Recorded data
************

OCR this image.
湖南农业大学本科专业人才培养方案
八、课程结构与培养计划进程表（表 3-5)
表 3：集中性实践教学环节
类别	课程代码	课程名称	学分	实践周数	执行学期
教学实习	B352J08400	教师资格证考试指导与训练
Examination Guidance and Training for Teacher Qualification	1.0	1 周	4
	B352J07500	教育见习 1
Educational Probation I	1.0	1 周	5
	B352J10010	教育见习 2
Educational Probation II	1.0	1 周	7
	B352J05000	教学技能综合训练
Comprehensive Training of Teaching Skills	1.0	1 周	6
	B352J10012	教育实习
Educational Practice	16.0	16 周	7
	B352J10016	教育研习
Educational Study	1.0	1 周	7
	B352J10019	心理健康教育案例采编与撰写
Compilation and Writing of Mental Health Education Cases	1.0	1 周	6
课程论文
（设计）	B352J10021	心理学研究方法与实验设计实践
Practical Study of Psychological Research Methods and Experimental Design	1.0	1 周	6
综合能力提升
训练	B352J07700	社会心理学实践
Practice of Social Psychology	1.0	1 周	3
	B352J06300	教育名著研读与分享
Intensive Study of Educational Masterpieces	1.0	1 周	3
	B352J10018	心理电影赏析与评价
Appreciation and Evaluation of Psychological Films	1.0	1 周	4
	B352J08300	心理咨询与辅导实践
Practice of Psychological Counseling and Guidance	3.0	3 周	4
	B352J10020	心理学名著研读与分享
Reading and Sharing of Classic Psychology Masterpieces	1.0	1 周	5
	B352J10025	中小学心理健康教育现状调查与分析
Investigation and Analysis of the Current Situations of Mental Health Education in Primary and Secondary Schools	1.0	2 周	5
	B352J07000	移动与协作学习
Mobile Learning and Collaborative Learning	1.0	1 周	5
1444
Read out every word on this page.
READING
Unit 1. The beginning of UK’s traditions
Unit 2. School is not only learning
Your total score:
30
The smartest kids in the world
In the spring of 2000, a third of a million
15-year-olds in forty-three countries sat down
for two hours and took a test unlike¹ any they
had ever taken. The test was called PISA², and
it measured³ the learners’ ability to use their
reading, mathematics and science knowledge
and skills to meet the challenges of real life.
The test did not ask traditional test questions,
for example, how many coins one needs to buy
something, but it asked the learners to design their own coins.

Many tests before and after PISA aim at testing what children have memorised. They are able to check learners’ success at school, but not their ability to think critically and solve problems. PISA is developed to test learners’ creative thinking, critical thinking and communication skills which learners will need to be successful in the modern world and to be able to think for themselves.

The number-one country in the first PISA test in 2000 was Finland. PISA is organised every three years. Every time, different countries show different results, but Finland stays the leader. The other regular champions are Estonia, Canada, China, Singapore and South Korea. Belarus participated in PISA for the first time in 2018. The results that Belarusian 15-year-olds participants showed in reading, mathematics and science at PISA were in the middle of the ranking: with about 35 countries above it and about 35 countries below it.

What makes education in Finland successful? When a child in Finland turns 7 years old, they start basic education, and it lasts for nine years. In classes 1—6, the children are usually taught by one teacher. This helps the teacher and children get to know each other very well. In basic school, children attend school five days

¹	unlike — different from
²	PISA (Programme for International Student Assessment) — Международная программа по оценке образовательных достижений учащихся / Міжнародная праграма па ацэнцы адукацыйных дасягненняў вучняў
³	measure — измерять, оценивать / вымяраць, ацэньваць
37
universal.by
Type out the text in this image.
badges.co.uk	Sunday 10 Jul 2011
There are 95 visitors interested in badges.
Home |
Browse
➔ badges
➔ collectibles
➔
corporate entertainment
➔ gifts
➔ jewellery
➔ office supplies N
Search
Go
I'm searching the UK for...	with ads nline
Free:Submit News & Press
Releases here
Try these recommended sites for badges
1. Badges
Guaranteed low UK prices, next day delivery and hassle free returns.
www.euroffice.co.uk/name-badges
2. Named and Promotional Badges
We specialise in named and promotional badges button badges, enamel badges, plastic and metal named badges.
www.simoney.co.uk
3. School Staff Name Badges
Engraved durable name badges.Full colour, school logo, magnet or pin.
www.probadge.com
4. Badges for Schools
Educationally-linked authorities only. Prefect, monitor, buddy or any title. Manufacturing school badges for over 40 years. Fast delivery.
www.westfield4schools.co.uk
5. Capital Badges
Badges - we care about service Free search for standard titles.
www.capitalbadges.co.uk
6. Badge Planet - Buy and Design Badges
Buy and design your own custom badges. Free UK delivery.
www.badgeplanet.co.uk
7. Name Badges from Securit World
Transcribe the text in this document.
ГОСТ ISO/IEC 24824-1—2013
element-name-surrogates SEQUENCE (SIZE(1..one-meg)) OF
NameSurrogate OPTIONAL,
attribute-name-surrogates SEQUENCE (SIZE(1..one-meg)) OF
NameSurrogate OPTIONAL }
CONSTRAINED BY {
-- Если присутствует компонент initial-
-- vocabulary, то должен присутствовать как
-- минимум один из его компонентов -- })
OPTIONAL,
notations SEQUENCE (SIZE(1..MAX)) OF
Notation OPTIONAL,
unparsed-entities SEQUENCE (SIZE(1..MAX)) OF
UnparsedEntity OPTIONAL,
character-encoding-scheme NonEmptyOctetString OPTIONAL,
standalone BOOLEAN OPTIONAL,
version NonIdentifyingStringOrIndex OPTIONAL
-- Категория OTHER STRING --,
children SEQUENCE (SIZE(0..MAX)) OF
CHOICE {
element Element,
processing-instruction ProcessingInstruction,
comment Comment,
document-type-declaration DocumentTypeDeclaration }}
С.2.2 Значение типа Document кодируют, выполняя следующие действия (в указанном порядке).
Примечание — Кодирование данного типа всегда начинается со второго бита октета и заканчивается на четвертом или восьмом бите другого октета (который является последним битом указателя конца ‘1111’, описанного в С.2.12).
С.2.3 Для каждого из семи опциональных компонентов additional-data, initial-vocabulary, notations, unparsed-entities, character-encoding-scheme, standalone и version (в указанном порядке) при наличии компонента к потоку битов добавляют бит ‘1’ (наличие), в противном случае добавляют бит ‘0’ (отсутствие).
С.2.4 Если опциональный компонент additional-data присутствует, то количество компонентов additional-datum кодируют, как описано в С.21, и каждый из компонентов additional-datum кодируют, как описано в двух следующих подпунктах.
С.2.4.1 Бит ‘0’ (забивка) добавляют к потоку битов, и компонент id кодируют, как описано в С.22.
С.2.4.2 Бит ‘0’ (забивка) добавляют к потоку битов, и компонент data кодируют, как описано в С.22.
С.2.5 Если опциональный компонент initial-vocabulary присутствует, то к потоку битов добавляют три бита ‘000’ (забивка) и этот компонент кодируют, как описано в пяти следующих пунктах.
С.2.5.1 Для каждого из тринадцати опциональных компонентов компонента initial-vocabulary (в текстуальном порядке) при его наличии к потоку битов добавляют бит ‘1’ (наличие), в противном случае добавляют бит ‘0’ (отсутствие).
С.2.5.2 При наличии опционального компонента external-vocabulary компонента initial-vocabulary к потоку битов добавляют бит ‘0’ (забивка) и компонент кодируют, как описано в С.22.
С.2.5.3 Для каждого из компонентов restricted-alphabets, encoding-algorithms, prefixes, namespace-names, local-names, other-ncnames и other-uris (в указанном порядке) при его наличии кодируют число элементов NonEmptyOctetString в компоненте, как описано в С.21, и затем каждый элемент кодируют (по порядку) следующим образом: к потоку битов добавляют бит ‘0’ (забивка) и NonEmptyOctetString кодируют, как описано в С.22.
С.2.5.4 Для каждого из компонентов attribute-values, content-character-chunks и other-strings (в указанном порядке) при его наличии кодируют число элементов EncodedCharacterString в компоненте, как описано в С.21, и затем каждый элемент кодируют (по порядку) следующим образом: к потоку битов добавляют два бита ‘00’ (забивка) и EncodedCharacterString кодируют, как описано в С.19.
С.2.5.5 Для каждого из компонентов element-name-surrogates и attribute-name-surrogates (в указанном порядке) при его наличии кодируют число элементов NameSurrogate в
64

************

* **Stated problem**
Look for the word "образом" and return every line where it occurs.

* **Exercise answer**
С.2.5.3 Для каждого из компонентов restricted-alphabets, encoding-algorithms, prefixes, namespace-names, local-names, other-ncnames и other-uris (в указанном порядке) при его наличии кодируют число элементов NonEmptyOctetString в компоненте, как описано в С.21, и затем каждый элемент кодируют (по порядку) следующим образом: к потоку битов добавляют бит ‘0’ (забивка) и NonEmptyOctetString кодируют, как описано в С.22.
С.2.5.4 Для каждого из компонентов attribute-values, content-character-chunks и other-strings (в указанном порядке) при его наличии кодируют число элементов EncodedCharacterString в компоненте, как описано в С.21, и затем каждый элемент кодируют (по порядку) следующим образом: к потоку битов добавляют два бита ‘00’ (забивка) и EncodedCharacterString кодируют, как описано в С.19.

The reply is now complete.